• **OBJECTIVE**: Lines that contain "bald" are to be counted; give only their number.

......

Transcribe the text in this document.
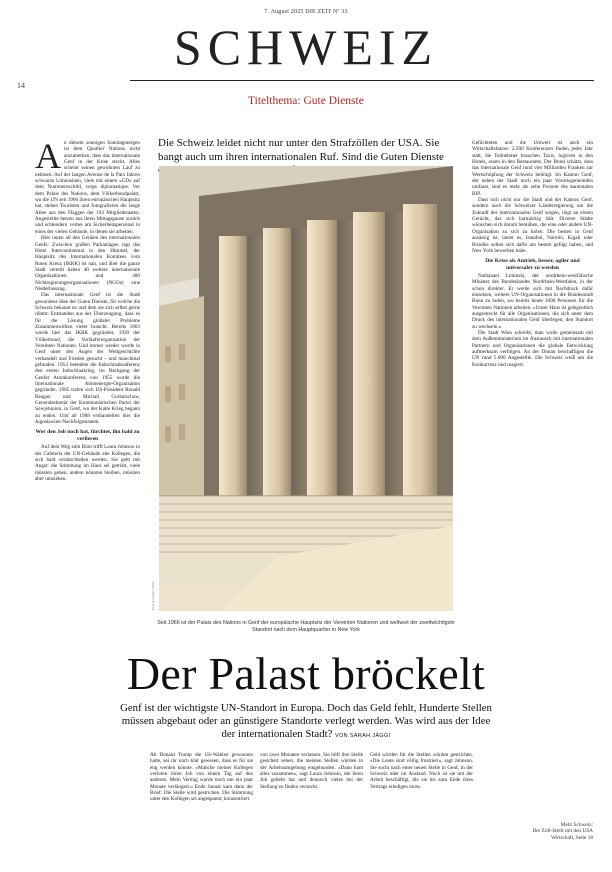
7. August 2025 DIE ZEIT Nº 33
SCHWEIZ
14
Titelthema: Gute Dienste
Die Schweiz leidet nicht nur unter den Strafzöllen der USA. Sie bangt auch um ihren internationalen Ruf. Sind die Guten Dienste

An diesem sonnigen Sonntagmorgen ist dem Quartier Nations nicht anzumerken, dass das internationale Genf in der Krise steckt. Alles scheint seinen gewohnten Lauf zu nehmen: Auf der langen Avenue de la Paix fahren schwarze Limousinen, viele mit einem »CD« auf dem Nummernschild, corps diplomatique. Vor dem Palais des Nations, dem Völkerbundpalast, wo die UN seit 1966 ihren europäischen Hauptsitz hat, stehen Touristen und fotografieren die lange Allee aus den Flaggen der 193 Mitgliedstaaten. Angestellte hetzen aus ihren Mittagspause zurück und schlendern vorbei am Sicherheitspersonal in eines der vielen Gebäude, in denen sie arbeiten.

Hier unten all den Geräten des internationalen Genfs: Zwischen großen Parkanlagen ragt das Hotel Intercontinental in den Himmel, der Hauptsitz des Internationalen Komitees vom Roten Kreuz (IKRK) ist nah, und über die ganze Stadt verteilt haben 40 weitere internationale Organisationen und 400 Nichtregierungsorganisationen (NGOs) eine Niederlassung.

Das internationale Genf ist die Stadt gewordene Idee der Guten Dienste, für welche die Schweiz bekannt ist und dem sie sich selbst gerne rühmt: Entstanden aus der Überzeugung, dass es für die Lösung globaler Probleme Zusammenwirken vieler braucht. Bereits 1863 wurde hier das IKRK gegründet, 1920 der Völkerbund, die Vorläuferorganisation der Vereinten Nationen. Und immer wieder wurde in Genf unter den Augen der Weltgeschichte verhandelt und Frieden gesucht – und manchmal gefunden. 1954 beendete die Indochinakonferenz den ersten Indochinakrieg, im Nachgang der Genfer Atomkonferenz von 1955 wurde die Internationale Atomenergie-Organisation gegründet. 1985 trafen sich US-Präsident Ronald Reagan und Michail Gorbatschow, Generalsekretär der Kommunistischen Partei der Sowjetunion, in Genf, wo der Kalte Krieg begann zu enden. Und ab 1988 verhandelten hier die Jugoslawien-Nachfolgestaaten.

Wer den Job noch hat, fürchtet, ihn bald zu verlieren

Auf dem Weg zum Büro trifft Laura Johnson in der Cafeteria der UN-Gebäude alte Kollegen, die sich bald verabschieden werden. Sie geht mit Angst: die Stimmung im Haus sei getrübt, viele müssten gehen, andere könnten bleiben, müssten aber umziehen.

Foto: Lorenzo Vitali
Seit 1966 ist der Palais des Nations in Genf der europäische Hauptsitz der Vereinten Nationen und weltweit der zweitwichtigste Standort nach dem Hauptquartier in New York

Gefüchteten und die Umwelt ist auch ein Wirtschaftsfaktor: 2.500 Konferenzen finden jedes Jahr statt, die Teilnehmer brauchen Taxis, logieren in den Hotels, essen in den Restaurants. Der Bund schätzt, dass das internationale Genf rund vier Milliarden Franken zur Wertschöpfung der Schweiz beiträgt. Im Kanton Genf, der neben der Stadt noch ein paar Vorortsgemeinden umfasst, sind es mehr als zehn Prozent des kantonalen BIP.

Dass sich nicht nur die Stadt und der Kanton Genf, sondern auch die Schweizer Länderregierung um die Zukunft der internationalen Genf sorgen, liegt an einem Gerücht, das sich hartnäckig hält: Diverse Städte wünschen sich darum bemühen, die eine oder andere UN-Organisation zu sich zu holen. Die besten in Genf ansässig ist, lautet es, Istanbul, Nairobi, Kigali oder Brindisi sollen sich dafür am besten gefügt haben, und New York bewerben habe.

Die Krise als Antrieb, besser, agiler und universaler zu werden

Nathanael Liminski, der nordrhein-westfälische Minister des Bundeslandes Nordrhein-Westfalen, in der schon direkter. Er werde sich mit Nachdruck dafür einsetzen, weitere UN-Organisationen in die Bundesstadt Bonn zu holen, wo bereits heute 1000 Personen für die Vereinten Nationen arbeiten. »Unser Haus ist gelegentlich ausgestreckt für alle Organisationen, die sich unter dem Druck des internationalen Genf überlegen, den Standort zu wechseln.«

Die Stadt Wien schreibt, man wolle gemeinsam mit dem Außenministerium im Austausch mit internationalen Partnern und Organisationen die globale Entwicklung aufmerksam verfolgen. An der Donau beschaftigen die UN rund 5.000 Angestellte. Die Schweiz weiß um die Konkurrenz und reagiert.

Der Palast bröckelt
Genf ist der wichtigste UN-Standort in Europa. Doch das Geld fehlt, Hunderte Stellen müssen abgebaut oder an günstigere Standorte verlegt werden. Was wird aus der Idee der internationalen Stadt? VON SARAH JÄGGI

Ab Donald Trump die US-Wahlen gewonnen hatte, sei ihr nach klar gewesen, dass es für sie eng werden könnte. »Manche meiner Kollegen verloren ihren Job von einem Tag auf den anderen. Mein Vertrag wurde noch um ein paar Monate verlängert.« Ende Januar kam dann der Brief: Die Stelle wird gestrichen. Die Stimmung unter den Kollegen sei angespannt, konzentriert.

von zwei Monaten verlassen. Sie hilft ihre Stelle gesichert sehen, die meisten Stellen würden in der Arbeitsumgebung eingebunden. »Dann kam alles zusammen«, sagt Laura Johnson, die ihren Job geliebt hat und dennoch vieles bei der Stellung zu finden versucht.

Geld würden für die Stellen würden gestrichen. »Die Leute sind völlig frustriert«, sagt Johnson. Sie sucht nach einer neuen Stelle in Genf, in der Schweiz oder im Ausland. Noch ist sie mit der Arbeit beschäftigt, die sie bis zum Ende ihres Vertrags erledigen muss.

Mehr Schweiz:
Der Zoll-Streit mit den USA
Wirtschaft, Seite 18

......

• **ANSWER TO THE TASK**: 2